* _TASK TO CARRY OUT_: Collect each line holding the string "this".

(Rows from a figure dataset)

(begin)

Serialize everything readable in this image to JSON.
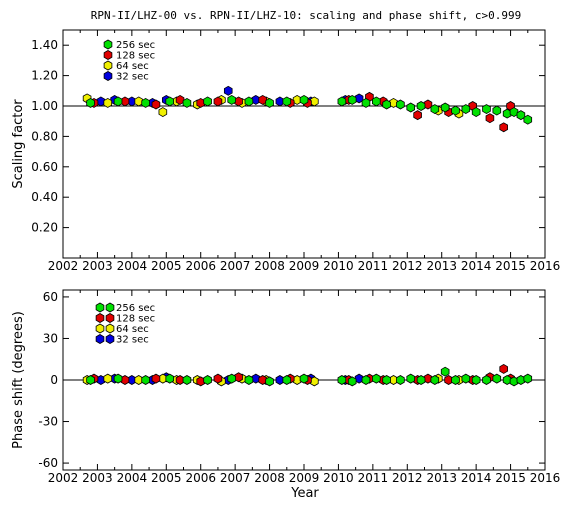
{
  "title": "RPN-II/LHZ-00 vs. RPN-II/LHZ-10: scaling and phase shift, c>0.999",
  "x_axis_label": "Year",
  "chart_data": [
    {
      "type": "scatter",
      "ylabel": "Scaling factor",
      "xlim": [
        2002,
        2016
      ],
      "ylim": [
        0.0,
        1.5
      ],
      "yticks": [
        0.2,
        0.4,
        0.6,
        0.8,
        1.0,
        1.2,
        1.4
      ],
      "ytick_labels": [
        "0.20",
        "0.40",
        "0.60",
        "0.80",
        "1.00",
        "1.20",
        "1.40"
      ],
      "xticks": [
        2002,
        2003,
        2004,
        2005,
        2006,
        2007,
        2008,
        2009,
        2010,
        2011,
        2012,
        2013,
        2014,
        2015,
        2016
      ],
      "reference_line": 1.0,
      "legend_position": "top-left",
      "series": [
        {
          "name": "256 sec",
          "color": "#00e000",
          "x": [
            2002.8,
            2003.6,
            2004.4,
            2005.1,
            2005.6,
            2006.2,
            2006.9,
            2007.4,
            2008.0,
            2008.5,
            2009.0,
            2010.1,
            2010.4,
            2010.8,
            2011.1,
            2011.4,
            2011.8,
            2012.1,
            2012.4,
            2012.8,
            2013.1,
            2013.4,
            2013.7,
            2014.0,
            2014.3,
            2014.6,
            2014.9,
            2015.1,
            2015.3,
            2015.5
          ],
          "y": [
            1.02,
            1.03,
            1.02,
            1.03,
            1.02,
            1.03,
            1.04,
            1.03,
            1.02,
            1.03,
            1.04,
            1.03,
            1.04,
            1.02,
            1.03,
            1.01,
            1.01,
            0.99,
            1.0,
            0.98,
            0.99,
            0.97,
            0.98,
            0.96,
            0.98,
            0.97,
            0.95,
            0.96,
            0.94,
            0.91
          ]
        },
        {
          "name": "128 sec",
          "color": "#e00000",
          "x": [
            2002.9,
            2003.8,
            2004.7,
            2005.4,
            2006.0,
            2006.5,
            2007.1,
            2007.8,
            2008.6,
            2009.1,
            2010.3,
            2010.9,
            2011.3,
            2012.3,
            2012.6,
            2013.2,
            2013.9,
            2014.4,
            2014.8,
            2015.0
          ],
          "y": [
            1.02,
            1.03,
            1.01,
            1.04,
            1.02,
            1.03,
            1.03,
            1.04,
            1.02,
            1.02,
            1.04,
            1.06,
            1.03,
            0.94,
            1.01,
            0.96,
            1.0,
            0.92,
            0.86,
            1.0
          ]
        },
        {
          "name": "64 sec",
          "color": "#f0f000",
          "x": [
            2002.7,
            2003.3,
            2004.2,
            2004.9,
            2005.3,
            2005.9,
            2006.6,
            2007.2,
            2007.9,
            2008.8,
            2009.3,
            2011.6,
            2012.9,
            2013.5
          ],
          "y": [
            1.05,
            1.02,
            1.03,
            0.96,
            1.03,
            1.01,
            1.04,
            1.02,
            1.03,
            1.04,
            1.03,
            1.02,
            0.97,
            0.95
          ]
        },
        {
          "name": "32 sec",
          "color": "#0000e0",
          "x": [
            2003.1,
            2003.5,
            2004.0,
            2004.6,
            2005.0,
            2006.8,
            2007.6,
            2008.3,
            2009.2,
            2010.2,
            2010.6
          ],
          "y": [
            1.03,
            1.04,
            1.03,
            1.02,
            1.04,
            1.1,
            1.04,
            1.03,
            1.03,
            1.04,
            1.05
          ]
        }
      ]
    },
    {
      "type": "scatter",
      "ylabel": "Phase shift (degrees)",
      "xlabel": "Year",
      "xlim": [
        2002,
        2016
      ],
      "ylim": [
        -65,
        65
      ],
      "yticks": [
        -60,
        -30,
        0,
        30,
        60
      ],
      "ytick_labels": [
        "-60",
        "-30",
        "0",
        "30",
        "60"
      ],
      "xticks": [
        2002,
        2003,
        2004,
        2005,
        2006,
        2007,
        2008,
        2009,
        2010,
        2011,
        2012,
        2013,
        2014,
        2015,
        2016
      ],
      "reference_line": 0,
      "legend_position": "top-left",
      "series": [
        {
          "name": "256 sec",
          "color": "#00e000",
          "x": [
            2002.8,
            2003.6,
            2004.4,
            2005.1,
            2005.6,
            2006.2,
            2006.9,
            2007.4,
            2008.0,
            2008.5,
            2009.0,
            2010.1,
            2010.4,
            2010.8,
            2011.1,
            2011.4,
            2011.8,
            2012.1,
            2012.4,
            2012.8,
            2013.1,
            2013.4,
            2013.7,
            2014.0,
            2014.3,
            2014.6,
            2014.9,
            2015.1,
            2015.3,
            2015.5
          ],
          "y": [
            0,
            1,
            0,
            1,
            0,
            0,
            1,
            0,
            -1,
            0,
            1,
            0,
            -1,
            0,
            1,
            0,
            0,
            1,
            0,
            0,
            6,
            0,
            1,
            0,
            0,
            1,
            0,
            -1,
            0,
            1
          ]
        },
        {
          "name": "128 sec",
          "color": "#e00000",
          "x": [
            2002.9,
            2003.8,
            2004.7,
            2005.4,
            2006.0,
            2006.5,
            2007.1,
            2007.8,
            2008.6,
            2009.1,
            2010.3,
            2010.9,
            2011.3,
            2012.3,
            2012.6,
            2013.2,
            2013.9,
            2014.4,
            2014.8,
            2015.0
          ],
          "y": [
            1,
            0,
            1,
            0,
            -1,
            1,
            2,
            0,
            1,
            0,
            0,
            1,
            0,
            0,
            1,
            0,
            0,
            2,
            8,
            1
          ]
        },
        {
          "name": "64 sec",
          "color": "#f0f000",
          "x": [
            2002.7,
            2003.3,
            2004.2,
            2004.9,
            2005.3,
            2005.9,
            2006.6,
            2007.2,
            2007.9,
            2008.8,
            2009.3,
            2011.6,
            2012.9,
            2013.5
          ],
          "y": [
            0,
            1,
            0,
            1,
            0,
            0,
            -1,
            1,
            0,
            0,
            -1,
            0,
            1,
            0
          ]
        },
        {
          "name": "32 sec",
          "color": "#0000e0",
          "x": [
            2003.1,
            2003.5,
            2004.0,
            2004.6,
            2005.0,
            2006.8,
            2007.6,
            2008.3,
            2009.2,
            2010.2,
            2010.6
          ],
          "y": [
            0,
            1,
            0,
            0,
            2,
            0,
            1,
            0,
            1,
            0,
            1
          ]
        }
      ]
    }
  ]
}
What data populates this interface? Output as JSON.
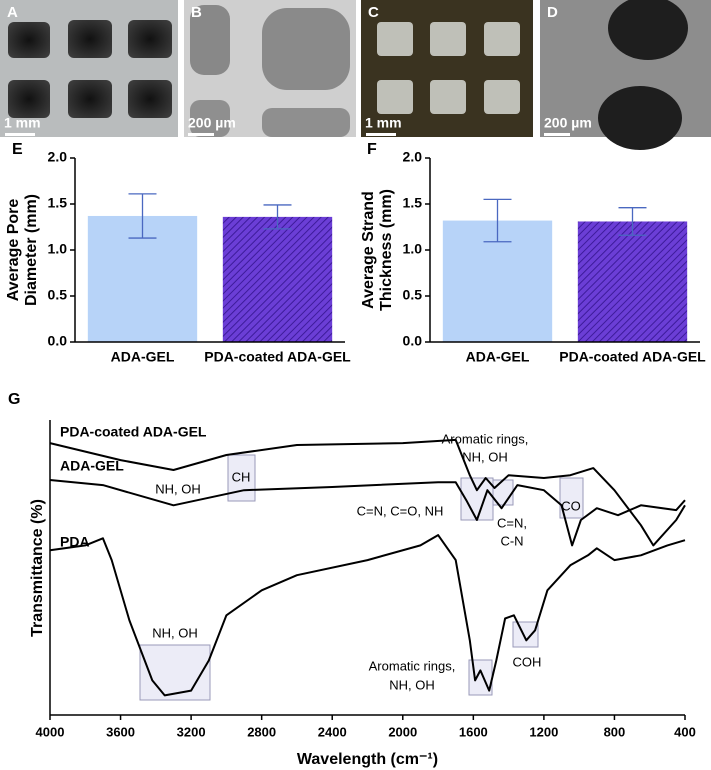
{
  "images": [
    {
      "label": "A",
      "scale_bar": "1 mm"
    },
    {
      "label": "B",
      "scale_bar": "200 µm"
    },
    {
      "label": "C",
      "scale_bar": "1 mm"
    },
    {
      "label": "D",
      "scale_bar": "200 µm"
    }
  ],
  "chart_data": [
    {
      "type": "bar",
      "label": "E",
      "y_label": "Average Pore Diameter (mm)",
      "categories": [
        "ADA-GEL",
        "PDA-coated ADA-GEL"
      ],
      "values": [
        1.37,
        1.36
      ],
      "errors": [
        0.24,
        0.13
      ],
      "colors": [
        "#b7d3f8",
        "#6b3ed6"
      ],
      "hatch": [
        false,
        true
      ],
      "error_color": "#4a68c0",
      "ylim": [
        0,
        2
      ],
      "yticks": [
        {
          "value": 0,
          "label": "0.0"
        },
        0.5,
        {
          "value": 1,
          "label": "1.0"
        },
        1.5,
        {
          "value": 2,
          "label": "2.0"
        }
      ]
    },
    {
      "type": "bar",
      "label": "F",
      "y_label": "Average Strand Thickness (mm)",
      "categories": [
        "ADA-GEL",
        "PDA-coated ADA-GEL"
      ],
      "values": [
        1.32,
        1.31
      ],
      "errors": [
        0.23,
        0.15
      ],
      "colors": [
        "#b7d3f8",
        "#6b3ed6"
      ],
      "hatch": [
        false,
        true
      ],
      "error_color": "#4a68c0",
      "ylim": [
        0,
        2
      ],
      "yticks": [
        {
          "value": 0,
          "label": "0.0"
        },
        0.5,
        {
          "value": 1,
          "label": "1.0"
        },
        1.5,
        {
          "value": 2,
          "label": "2.0"
        }
      ]
    },
    {
      "type": "line",
      "label": "G",
      "x_label": "Wavelength (cm⁻¹)",
      "y_label": "Transmittance (%)",
      "xlim": [
        4000,
        400
      ],
      "xticks": [
        4000,
        3600,
        3200,
        2800,
        2400,
        2000,
        1600,
        1200,
        800,
        400
      ],
      "ylim": [
        8,
        100
      ],
      "series": [
        {
          "name": "PDA-coated ADA-GEL",
          "color": "#000000",
          "x": [
            4000,
            3600,
            3300,
            3000,
            2600,
            2000,
            1700,
            1620,
            1580,
            1530,
            1480,
            1400,
            1200,
            1050,
            920,
            800,
            650,
            580,
            450,
            400
          ],
          "values": [
            92.8,
            87.5,
            84.4,
            89.1,
            92.2,
            92.8,
            93.8,
            82.8,
            78.1,
            81.9,
            78.8,
            82.8,
            81.9,
            82.8,
            85,
            78.1,
            67.2,
            60.9,
            68.8,
            73.4
          ]
        },
        {
          "name": "ADA-GEL",
          "color": "#000000",
          "x": [
            4000,
            3700,
            3300,
            2900,
            2400,
            1800,
            1700,
            1640,
            1580,
            1520,
            1440,
            1350,
            1200,
            1100,
            1040,
            990,
            900,
            780,
            650,
            450,
            400
          ],
          "values": [
            81.3,
            79.7,
            73.4,
            78.1,
            79.1,
            80.6,
            80.6,
            75,
            68.8,
            78.1,
            72.5,
            79.7,
            78.1,
            73.4,
            60.9,
            68.8,
            72.5,
            70.3,
            73.4,
            71.9,
            75
          ]
        },
        {
          "name": "PDA",
          "color": "#000000",
          "x": [
            4000,
            3800,
            3700,
            3650,
            3550,
            3420,
            3350,
            3200,
            3100,
            3000,
            2800,
            2600,
            2200,
            1900,
            1800,
            1700,
            1620,
            1590,
            1560,
            1510,
            1470,
            1420,
            1370,
            1300,
            1250,
            1180,
            1050,
            950,
            900,
            800,
            650,
            500,
            400
          ],
          "values": [
            59.4,
            60.9,
            63.1,
            56.3,
            37.5,
            18.8,
            14.1,
            15.6,
            25,
            39.1,
            46.9,
            51.6,
            56.3,
            60.9,
            64.1,
            56.3,
            31.3,
            18.8,
            21.9,
            15.6,
            25,
            38.1,
            39.1,
            31.3,
            34.4,
            46.9,
            54.7,
            57.8,
            60,
            56.3,
            57.8,
            60.9,
            62.5
          ]
        }
      ],
      "annotations": [
        "CH",
        "NH, OH",
        "Aromatic rings,",
        "NH, OH",
        "C=N, C=O, NH",
        "C=N,",
        "C-N",
        "CO",
        "NH, OH",
        "Aromatic rings,",
        "NH, OH",
        "COH"
      ]
    }
  ]
}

(end)

* _THE COMPLETED TASK_:
Serialize everything readable in this image to JSON.
What data populates this interface? Output as JSON.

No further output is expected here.